═════ Source records

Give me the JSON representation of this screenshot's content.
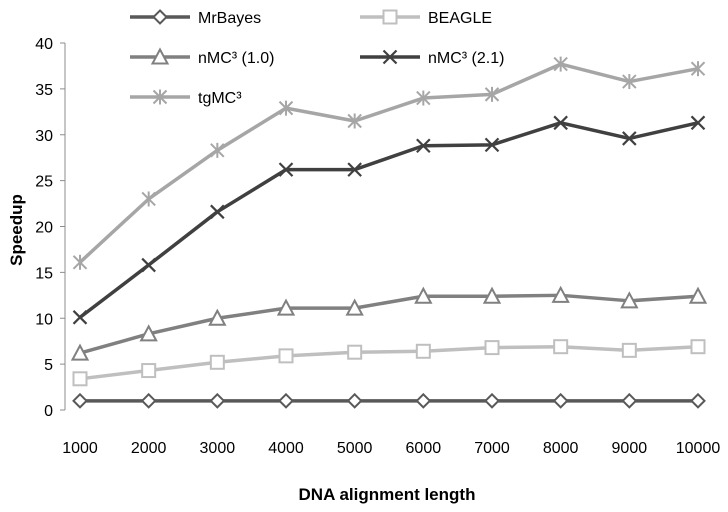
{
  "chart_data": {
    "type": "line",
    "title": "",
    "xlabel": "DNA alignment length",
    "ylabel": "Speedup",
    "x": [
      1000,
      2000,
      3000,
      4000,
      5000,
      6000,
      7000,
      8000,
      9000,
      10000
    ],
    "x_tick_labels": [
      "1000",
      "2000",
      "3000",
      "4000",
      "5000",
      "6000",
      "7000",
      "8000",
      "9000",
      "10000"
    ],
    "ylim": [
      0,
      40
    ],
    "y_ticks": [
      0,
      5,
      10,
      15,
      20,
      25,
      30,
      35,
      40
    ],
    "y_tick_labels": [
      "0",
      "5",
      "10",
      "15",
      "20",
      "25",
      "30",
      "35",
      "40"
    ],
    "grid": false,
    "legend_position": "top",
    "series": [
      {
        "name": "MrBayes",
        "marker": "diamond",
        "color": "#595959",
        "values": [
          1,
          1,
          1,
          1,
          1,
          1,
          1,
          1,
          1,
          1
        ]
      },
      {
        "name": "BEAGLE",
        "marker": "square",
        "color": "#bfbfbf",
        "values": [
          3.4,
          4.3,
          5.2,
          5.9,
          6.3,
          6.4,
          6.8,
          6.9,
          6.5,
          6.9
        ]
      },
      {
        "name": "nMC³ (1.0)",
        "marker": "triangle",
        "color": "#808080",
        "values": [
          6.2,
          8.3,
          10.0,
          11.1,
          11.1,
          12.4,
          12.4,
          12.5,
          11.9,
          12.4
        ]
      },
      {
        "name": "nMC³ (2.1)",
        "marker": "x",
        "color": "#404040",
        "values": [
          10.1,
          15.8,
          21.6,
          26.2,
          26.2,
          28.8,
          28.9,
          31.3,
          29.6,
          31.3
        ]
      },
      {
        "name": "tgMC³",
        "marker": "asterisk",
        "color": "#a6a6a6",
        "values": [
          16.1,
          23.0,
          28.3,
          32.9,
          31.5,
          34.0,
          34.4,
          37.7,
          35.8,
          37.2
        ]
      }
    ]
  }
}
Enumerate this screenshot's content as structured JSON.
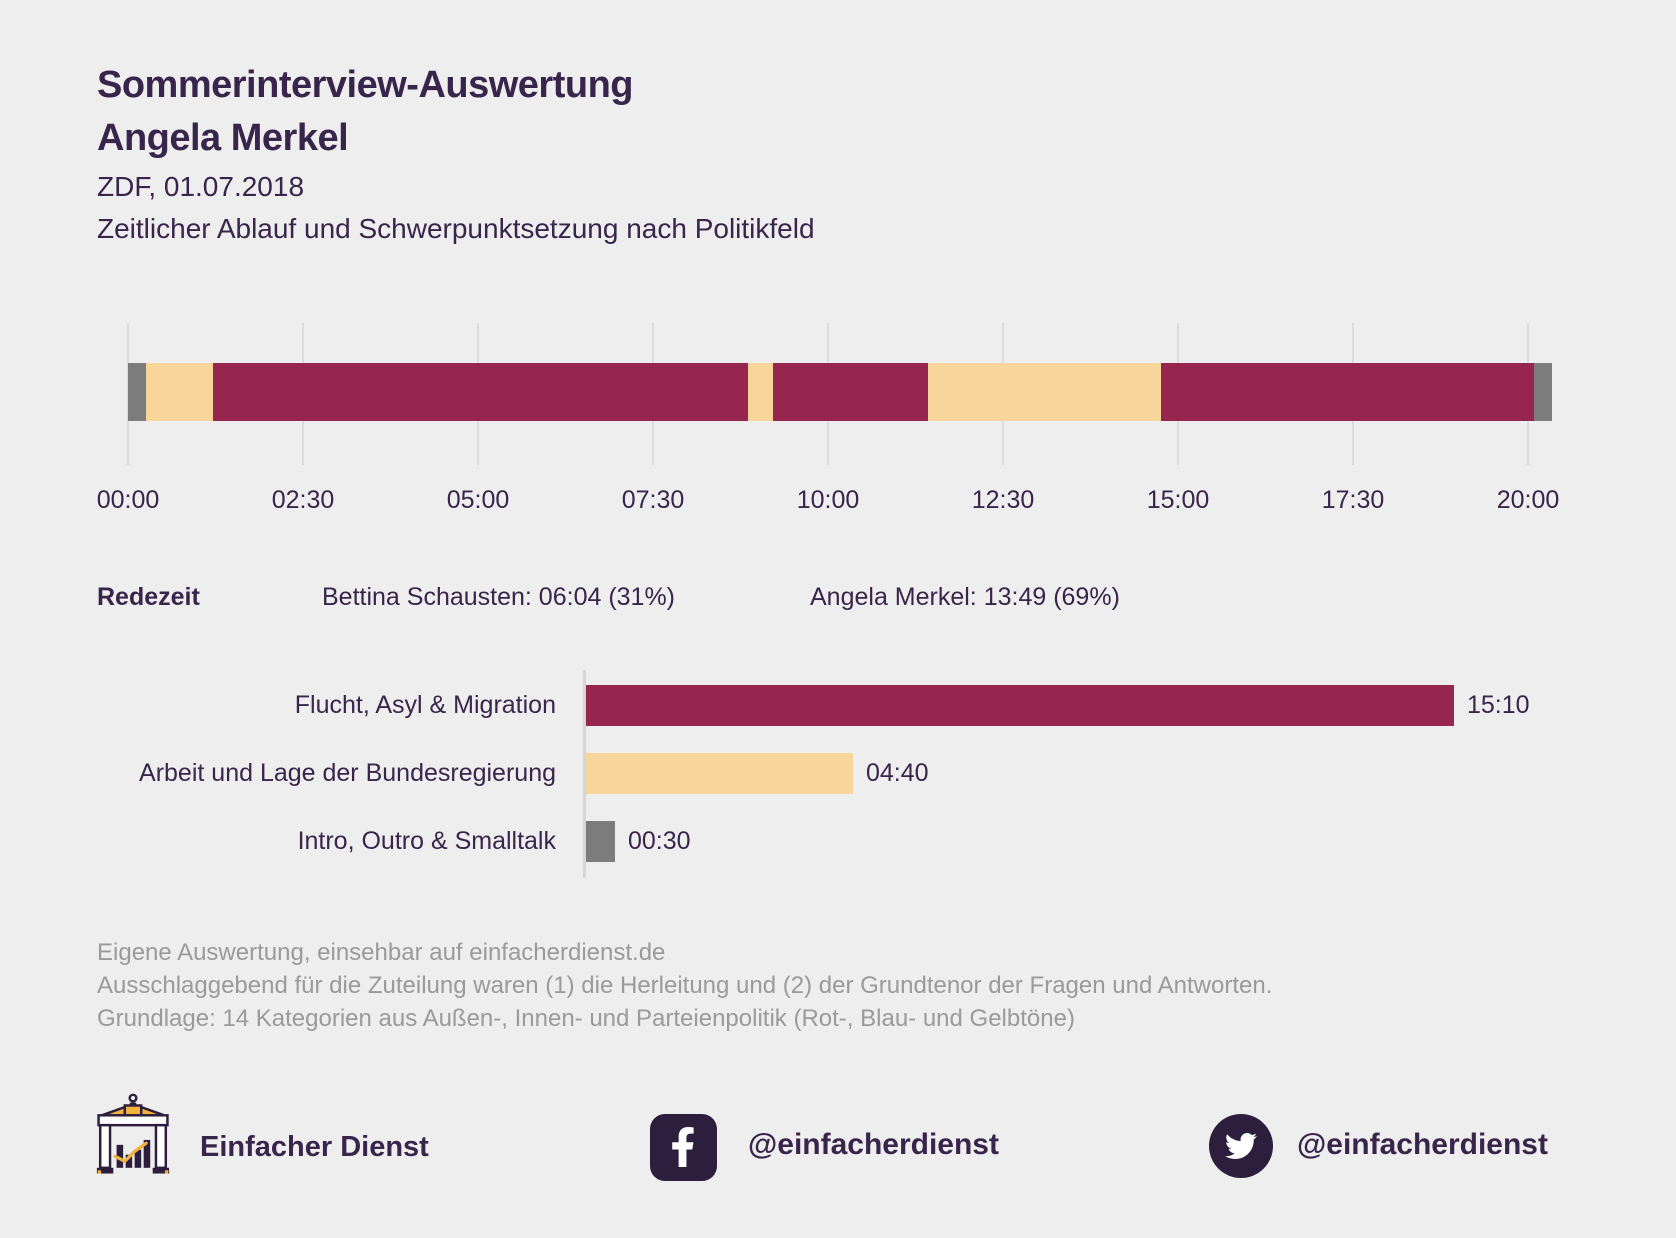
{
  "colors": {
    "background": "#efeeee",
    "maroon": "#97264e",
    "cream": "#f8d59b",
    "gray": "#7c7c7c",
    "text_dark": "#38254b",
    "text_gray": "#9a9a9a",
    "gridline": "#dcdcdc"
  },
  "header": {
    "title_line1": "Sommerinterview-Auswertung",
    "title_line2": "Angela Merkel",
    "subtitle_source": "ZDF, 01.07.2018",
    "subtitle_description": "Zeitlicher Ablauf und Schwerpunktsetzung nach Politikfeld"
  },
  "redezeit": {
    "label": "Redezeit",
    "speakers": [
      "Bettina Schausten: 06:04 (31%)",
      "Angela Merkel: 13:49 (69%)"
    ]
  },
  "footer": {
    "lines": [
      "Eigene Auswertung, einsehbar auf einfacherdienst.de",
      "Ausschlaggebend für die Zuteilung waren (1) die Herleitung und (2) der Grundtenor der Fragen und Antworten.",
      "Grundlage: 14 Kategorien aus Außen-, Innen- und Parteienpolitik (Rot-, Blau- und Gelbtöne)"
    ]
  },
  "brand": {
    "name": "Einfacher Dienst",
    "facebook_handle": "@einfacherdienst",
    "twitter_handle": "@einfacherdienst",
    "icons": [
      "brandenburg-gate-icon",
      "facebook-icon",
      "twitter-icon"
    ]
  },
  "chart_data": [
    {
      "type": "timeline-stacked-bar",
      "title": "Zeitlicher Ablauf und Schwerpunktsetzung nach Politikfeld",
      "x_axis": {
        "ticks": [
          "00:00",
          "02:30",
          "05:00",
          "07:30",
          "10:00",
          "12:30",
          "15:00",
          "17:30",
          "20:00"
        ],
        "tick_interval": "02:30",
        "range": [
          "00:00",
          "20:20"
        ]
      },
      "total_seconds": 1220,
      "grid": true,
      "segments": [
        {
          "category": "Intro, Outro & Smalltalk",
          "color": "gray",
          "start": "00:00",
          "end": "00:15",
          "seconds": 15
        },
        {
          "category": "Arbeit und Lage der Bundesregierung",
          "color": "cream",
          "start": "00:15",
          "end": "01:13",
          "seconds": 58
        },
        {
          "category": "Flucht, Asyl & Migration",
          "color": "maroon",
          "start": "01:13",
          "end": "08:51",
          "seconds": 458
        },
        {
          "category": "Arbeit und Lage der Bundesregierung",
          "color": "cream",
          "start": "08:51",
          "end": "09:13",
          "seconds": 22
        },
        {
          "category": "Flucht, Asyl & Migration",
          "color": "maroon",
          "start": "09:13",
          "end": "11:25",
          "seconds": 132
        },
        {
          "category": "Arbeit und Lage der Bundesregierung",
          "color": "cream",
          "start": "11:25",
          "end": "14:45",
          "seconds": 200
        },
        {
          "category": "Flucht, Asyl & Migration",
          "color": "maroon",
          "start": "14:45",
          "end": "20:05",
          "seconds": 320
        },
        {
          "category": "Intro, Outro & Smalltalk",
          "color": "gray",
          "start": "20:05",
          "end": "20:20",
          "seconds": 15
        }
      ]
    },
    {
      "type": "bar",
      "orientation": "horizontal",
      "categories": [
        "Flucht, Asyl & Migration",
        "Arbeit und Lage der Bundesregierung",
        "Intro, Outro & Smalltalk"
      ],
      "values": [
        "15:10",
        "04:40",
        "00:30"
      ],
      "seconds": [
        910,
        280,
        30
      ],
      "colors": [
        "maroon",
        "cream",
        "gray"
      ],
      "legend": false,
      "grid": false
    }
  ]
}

══════════

▸ Description of the task
Send back the data above word for word, with the pictures left out.

▸ Complete response
Give me the JSON representation of this screenshot's content.
{
  "chart_data": {
    "type": "line",
    "title": "",
    "xlabel": "DNA alignment length",
    "ylabel": "Speedup",
    "x": [
      1000,
      2000,
      3000,
      4000,
      5000,
      6000,
      7000,
      8000,
      9000,
      10000
    ],
    "x_tick_labels": [
      "1000",
      "2000",
      "3000",
      "4000",
      "5000",
      "6000",
      "7000",
      "8000",
      "9000",
      "10000"
    ],
    "ylim": [
      0,
      40
    ],
    "y_ticks": [
      0,
      5,
      10,
      15,
      20,
      25,
      30,
      35,
      40
    ],
    "y_tick_labels": [
      "0",
      "5",
      "10",
      "15",
      "20",
      "25",
      "30",
      "35",
      "40"
    ],
    "grid": false,
    "legend_position": "top",
    "series": [
      {
        "name": "MrBayes",
        "marker": "diamond",
        "color": "#595959",
        "values": [
          1,
          1,
          1,
          1,
          1,
          1,
          1,
          1,
          1,
          1
        ]
      },
      {
        "name": "BEAGLE",
        "marker": "square",
        "color": "#bfbfbf",
        "values": [
          3.4,
          4.3,
          5.2,
          5.9,
          6.3,
          6.4,
          6.8,
          6.9,
          6.5,
          6.9
        ]
      },
      {
        "name": "nMC³ (1.0)",
        "marker": "triangle",
        "color": "#808080",
        "values": [
          6.2,
          8.3,
          10.0,
          11.1,
          11.1,
          12.4,
          12.4,
          12.5,
          11.9,
          12.4
        ]
      },
      {
        "name": "nMC³ (2.1)",
        "marker": "x",
        "color": "#404040",
        "values": [
          10.1,
          15.8,
          21.6,
          26.2,
          26.2,
          28.8,
          28.9,
          31.3,
          29.6,
          31.3
        ]
      },
      {
        "name": "tgMC³",
        "marker": "asterisk",
        "color": "#a6a6a6",
        "values": [
          16.1,
          23.0,
          28.3,
          32.9,
          31.5,
          34.0,
          34.4,
          37.7,
          35.8,
          37.2
        ]
      }
    ]
  }
}
Enumerate this screenshot's content as structured JSON.
{
  "colors": {
    "background": "#efeeee",
    "maroon": "#97264e",
    "cream": "#f8d59b",
    "gray": "#7c7c7c",
    "text_dark": "#38254b",
    "text_gray": "#9a9a9a",
    "gridline": "#dcdcdc"
  },
  "header": {
    "title_line1": "Sommerinterview-Auswertung",
    "title_line2": "Angela Merkel",
    "subtitle_source": "ZDF, 01.07.2018",
    "subtitle_description": "Zeitlicher Ablauf und Schwerpunktsetzung nach Politikfeld"
  },
  "redezeit": {
    "label": "Redezeit",
    "speakers": [
      "Bettina Schausten: 06:04 (31%)",
      "Angela Merkel: 13:49 (69%)"
    ]
  },
  "footer": {
    "lines": [
      "Eigene Auswertung, einsehbar auf einfacherdienst.de",
      "Ausschlaggebend für die Zuteilung waren (1) die Herleitung und (2) der Grundtenor der Fragen und Antworten.",
      "Grundlage: 14 Kategorien aus Außen-, Innen- und Parteienpolitik (Rot-, Blau- und Gelbtöne)"
    ]
  },
  "brand": {
    "name": "Einfacher Dienst",
    "facebook_handle": "@einfacherdienst",
    "twitter_handle": "@einfacherdienst",
    "icons": [
      "brandenburg-gate-icon",
      "facebook-icon",
      "twitter-icon"
    ]
  },
  "chart_data": [
    {
      "type": "timeline-stacked-bar",
      "title": "Zeitlicher Ablauf und Schwerpunktsetzung nach Politikfeld",
      "x_axis": {
        "ticks": [
          "00:00",
          "02:30",
          "05:00",
          "07:30",
          "10:00",
          "12:30",
          "15:00",
          "17:30",
          "20:00"
        ],
        "tick_interval": "02:30",
        "range": [
          "00:00",
          "20:20"
        ]
      },
      "total_seconds": 1220,
      "grid": true,
      "segments": [
        {
          "category": "Intro, Outro & Smalltalk",
          "color": "gray",
          "start": "00:00",
          "end": "00:15",
          "seconds": 15
        },
        {
          "category": "Arbeit und Lage der Bundesregierung",
          "color": "cream",
          "start": "00:15",
          "end": "01:13",
          "seconds": 58
        },
        {
          "category": "Flucht, Asyl & Migration",
          "color": "maroon",
          "start": "01:13",
          "end": "08:51",
          "seconds": 458
        },
        {
          "category": "Arbeit und Lage der Bundesregierung",
          "color": "cream",
          "start": "08:51",
          "end": "09:13",
          "seconds": 22
        },
        {
          "category": "Flucht, Asyl & Migration",
          "color": "maroon",
          "start": "09:13",
          "end": "11:25",
          "seconds": 132
        },
        {
          "category": "Arbeit und Lage der Bundesregierung",
          "color": "cream",
          "start": "11:25",
          "end": "14:45",
          "seconds": 200
        },
        {
          "category": "Flucht, Asyl & Migration",
          "color": "maroon",
          "start": "14:45",
          "end": "20:05",
          "seconds": 320
        },
        {
          "category": "Intro, Outro & Smalltalk",
          "color": "gray",
          "start": "20:05",
          "end": "20:20",
          "seconds": 15
        }
      ]
    },
    {
      "type": "bar",
      "orientation": "horizontal",
      "categories": [
        "Flucht, Asyl & Migration",
        "Arbeit und Lage der Bundesregierung",
        "Intro, Outro & Smalltalk"
      ],
      "values": [
        "15:10",
        "04:40",
        "00:30"
      ],
      "seconds": [
        910,
        280,
        30
      ],
      "colors": [
        "maroon",
        "cream",
        "gray"
      ],
      "legend": false,
      "grid": false
    }
  ]
}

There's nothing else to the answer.